(STATED EXERCISE):
Copy out each line exactly as it appears.

(WORKING DATA):
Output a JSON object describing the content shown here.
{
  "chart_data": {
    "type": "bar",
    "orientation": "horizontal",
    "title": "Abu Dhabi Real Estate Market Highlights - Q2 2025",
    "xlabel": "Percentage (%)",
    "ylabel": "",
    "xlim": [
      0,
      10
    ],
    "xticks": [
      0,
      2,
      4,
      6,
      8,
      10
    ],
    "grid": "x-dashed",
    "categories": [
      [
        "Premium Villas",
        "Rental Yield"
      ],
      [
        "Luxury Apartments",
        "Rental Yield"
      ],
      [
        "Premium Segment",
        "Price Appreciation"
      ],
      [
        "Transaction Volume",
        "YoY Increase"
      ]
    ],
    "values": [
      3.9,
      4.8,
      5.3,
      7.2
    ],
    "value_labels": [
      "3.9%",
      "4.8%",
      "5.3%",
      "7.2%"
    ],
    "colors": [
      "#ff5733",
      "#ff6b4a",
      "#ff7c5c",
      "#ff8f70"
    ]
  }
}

(FULL RESPONSE):
Output a JSON object describing the content shown here.
{
  "chart_data": {
    "type": "bar",
    "orientation": "horizontal",
    "title": "Abu Dhabi Real Estate Market Highlights - Q2 2025",
    "xlabel": "Percentage (%)",
    "ylabel": "",
    "xlim": [
      0,
      10
    ],
    "xticks": [
      0,
      2,
      4,
      6,
      8,
      10
    ],
    "grid": "x-dashed",
    "categories": [
      [
        "Premium Villas",
        "Rental Yield"
      ],
      [
        "Luxury Apartments",
        "Rental Yield"
      ],
      [
        "Premium Segment",
        "Price Appreciation"
      ],
      [
        "Transaction Volume",
        "YoY Increase"
      ]
    ],
    "values": [
      3.9,
      4.8,
      5.3,
      7.2
    ],
    "value_labels": [
      "3.9%",
      "4.8%",
      "5.3%",
      "7.2%"
    ],
    "colors": [
      "#ff5733",
      "#ff6b4a",
      "#ff7c5c",
      "#ff8f70"
    ]
  }
}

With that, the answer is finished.